**Extrait fourni:**
Décors et mobilier : l’expression d’un art simple et populaire
Peintures murales et leur histoire
Contrairement à d’autres chapelles du Comté, Saint-Roch à Villars ne se distingue pas par le foisonnement des fresques (sources : Base Palissy, ministère de la Culture). Néanmoins, on observe dans l’abside un décor peint daté du XVIIIe siècle, restauré dans les années 1980 grâce à une souscription locale. Ces modestes ornementations révèlent des couleurs pastels, des motifs floraux évoquant la nature alentour, et, au centre, la figure de saint Roch – bâton de pèlerin en main, accompagné du traditionnel chien. Cette iconographie est constante dans le haut-pays niçois, mais ici, elle s’enrichit de détails anecdotiques : la montagne en toile de fond et un petit village stylisé, qui ne laisse guère de doute sur l’attachement au terroir.
Selon les témoignages recensés dans le recueil Villars-sur-Var et son patrimoine (Jean-Pierre Vassallo, 1995), certains habitants y voient aussi la trace d’anciens rituels.
Un autel austère mais symbolique
L’autel de la chapelle, réalisé en pierre locale, conserve la sobriété de l’art roman tardif. Pas de dorure ni de marbre importé, mais la présence discrète d’un reliquaire, autrefois scellé dans la pierre et aujourd’hui conservé dans la sacristie de l’église Saint-Jean-Baptiste. À noter : sur le devant de l'autel, une petite niche accueillait un ex-voto, témoignage visible des grandes pestes du XVIIIe siècle qui frappèrent la région.

**Jeu d'enregistrements:**
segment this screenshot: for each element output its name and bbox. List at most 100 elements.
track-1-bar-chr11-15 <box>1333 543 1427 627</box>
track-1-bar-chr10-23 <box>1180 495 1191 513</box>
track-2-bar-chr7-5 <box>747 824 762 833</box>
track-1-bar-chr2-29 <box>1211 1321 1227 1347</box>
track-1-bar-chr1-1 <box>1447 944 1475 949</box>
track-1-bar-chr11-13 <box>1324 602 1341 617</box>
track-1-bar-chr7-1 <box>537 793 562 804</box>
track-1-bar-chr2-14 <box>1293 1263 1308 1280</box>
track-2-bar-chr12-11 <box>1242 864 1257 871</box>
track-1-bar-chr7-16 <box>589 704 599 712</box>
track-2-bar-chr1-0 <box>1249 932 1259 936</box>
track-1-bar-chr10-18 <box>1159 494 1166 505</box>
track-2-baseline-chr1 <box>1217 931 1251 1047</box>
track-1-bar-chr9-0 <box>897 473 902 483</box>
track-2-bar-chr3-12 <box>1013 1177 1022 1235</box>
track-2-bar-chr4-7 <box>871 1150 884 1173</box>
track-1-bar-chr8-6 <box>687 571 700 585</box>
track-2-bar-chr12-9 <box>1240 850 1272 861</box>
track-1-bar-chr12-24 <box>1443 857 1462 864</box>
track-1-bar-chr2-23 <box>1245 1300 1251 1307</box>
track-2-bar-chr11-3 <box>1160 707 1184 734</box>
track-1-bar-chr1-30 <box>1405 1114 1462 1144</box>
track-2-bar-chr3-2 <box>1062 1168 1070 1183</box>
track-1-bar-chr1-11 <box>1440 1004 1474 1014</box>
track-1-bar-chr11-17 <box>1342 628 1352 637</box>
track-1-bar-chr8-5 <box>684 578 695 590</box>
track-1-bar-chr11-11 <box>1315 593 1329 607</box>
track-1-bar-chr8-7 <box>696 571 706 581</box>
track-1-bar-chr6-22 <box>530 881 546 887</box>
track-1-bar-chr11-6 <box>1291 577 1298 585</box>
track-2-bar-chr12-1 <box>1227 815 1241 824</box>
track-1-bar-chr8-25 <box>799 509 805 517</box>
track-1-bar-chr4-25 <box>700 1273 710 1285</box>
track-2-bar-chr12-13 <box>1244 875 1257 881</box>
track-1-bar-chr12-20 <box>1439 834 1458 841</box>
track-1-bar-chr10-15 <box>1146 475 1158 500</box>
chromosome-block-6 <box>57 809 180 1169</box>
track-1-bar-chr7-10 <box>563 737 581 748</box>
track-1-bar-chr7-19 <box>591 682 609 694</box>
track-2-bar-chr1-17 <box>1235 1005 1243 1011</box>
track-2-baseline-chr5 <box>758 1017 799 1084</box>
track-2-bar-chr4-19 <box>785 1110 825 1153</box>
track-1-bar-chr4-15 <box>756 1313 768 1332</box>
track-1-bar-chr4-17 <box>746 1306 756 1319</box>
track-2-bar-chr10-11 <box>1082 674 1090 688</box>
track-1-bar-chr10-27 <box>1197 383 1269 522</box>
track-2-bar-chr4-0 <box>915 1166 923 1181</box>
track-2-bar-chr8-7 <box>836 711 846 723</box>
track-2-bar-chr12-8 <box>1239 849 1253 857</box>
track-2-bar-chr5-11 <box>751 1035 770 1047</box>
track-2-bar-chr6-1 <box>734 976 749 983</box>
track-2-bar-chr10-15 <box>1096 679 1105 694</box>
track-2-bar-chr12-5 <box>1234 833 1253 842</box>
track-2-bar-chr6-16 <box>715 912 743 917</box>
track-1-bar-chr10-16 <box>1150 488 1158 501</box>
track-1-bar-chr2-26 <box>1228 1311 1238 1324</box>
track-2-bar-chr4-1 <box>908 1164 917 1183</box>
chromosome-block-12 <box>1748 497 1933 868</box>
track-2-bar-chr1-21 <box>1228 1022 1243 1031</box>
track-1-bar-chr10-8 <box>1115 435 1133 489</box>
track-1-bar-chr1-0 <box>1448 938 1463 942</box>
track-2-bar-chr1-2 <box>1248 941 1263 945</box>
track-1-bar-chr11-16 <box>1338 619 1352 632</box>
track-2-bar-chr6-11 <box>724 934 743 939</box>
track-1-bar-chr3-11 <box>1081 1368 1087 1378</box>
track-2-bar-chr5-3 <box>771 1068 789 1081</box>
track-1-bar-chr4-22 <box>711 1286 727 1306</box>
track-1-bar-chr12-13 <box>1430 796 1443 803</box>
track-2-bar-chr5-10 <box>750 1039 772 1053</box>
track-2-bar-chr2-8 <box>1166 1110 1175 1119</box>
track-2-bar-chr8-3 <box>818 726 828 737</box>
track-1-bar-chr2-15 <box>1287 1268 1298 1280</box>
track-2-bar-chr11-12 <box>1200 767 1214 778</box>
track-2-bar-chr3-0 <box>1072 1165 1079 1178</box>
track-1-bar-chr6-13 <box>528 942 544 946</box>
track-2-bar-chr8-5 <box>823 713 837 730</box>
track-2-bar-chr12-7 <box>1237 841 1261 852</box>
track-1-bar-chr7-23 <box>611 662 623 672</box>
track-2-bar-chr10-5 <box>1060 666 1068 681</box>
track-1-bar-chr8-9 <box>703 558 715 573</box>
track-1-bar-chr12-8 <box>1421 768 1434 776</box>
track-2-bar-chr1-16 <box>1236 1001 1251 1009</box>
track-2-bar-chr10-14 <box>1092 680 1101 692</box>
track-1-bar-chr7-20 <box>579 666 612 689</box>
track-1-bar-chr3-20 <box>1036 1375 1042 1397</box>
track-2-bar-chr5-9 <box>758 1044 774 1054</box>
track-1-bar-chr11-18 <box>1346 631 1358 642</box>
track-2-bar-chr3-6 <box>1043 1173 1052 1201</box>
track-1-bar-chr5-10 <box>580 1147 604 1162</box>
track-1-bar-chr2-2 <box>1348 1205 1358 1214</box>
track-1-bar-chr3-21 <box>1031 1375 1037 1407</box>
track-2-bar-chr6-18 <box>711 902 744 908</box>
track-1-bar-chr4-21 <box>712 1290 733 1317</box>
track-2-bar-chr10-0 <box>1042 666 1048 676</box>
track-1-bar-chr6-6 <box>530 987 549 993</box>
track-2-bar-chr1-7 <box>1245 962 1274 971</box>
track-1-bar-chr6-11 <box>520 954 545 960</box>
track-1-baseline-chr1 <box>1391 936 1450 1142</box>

**Exercice 1:** Réécrivez le passage de l'extrait fourni allant de « Selon les témoignages » à « trace d’anciens rituels. », en substituant « villageois » à « habitants ».
**Exercice 2:** D'après l'extrait fourni, où le reliquaire autrefois scellé dans l'autel de la chapelle est-il conservé aujourd'hui ?

**Réponse 1:**
Selon les témoignages recensés dans le recueil Villars-sur-Var et son patrimoine (Jean-Pierre Vassallo, 1995), certains villageois y voient aussi la trace d’anciens rituels.

**Réponse 2:** Dans la sacristie de l'église Saint-Jean-Baptiste.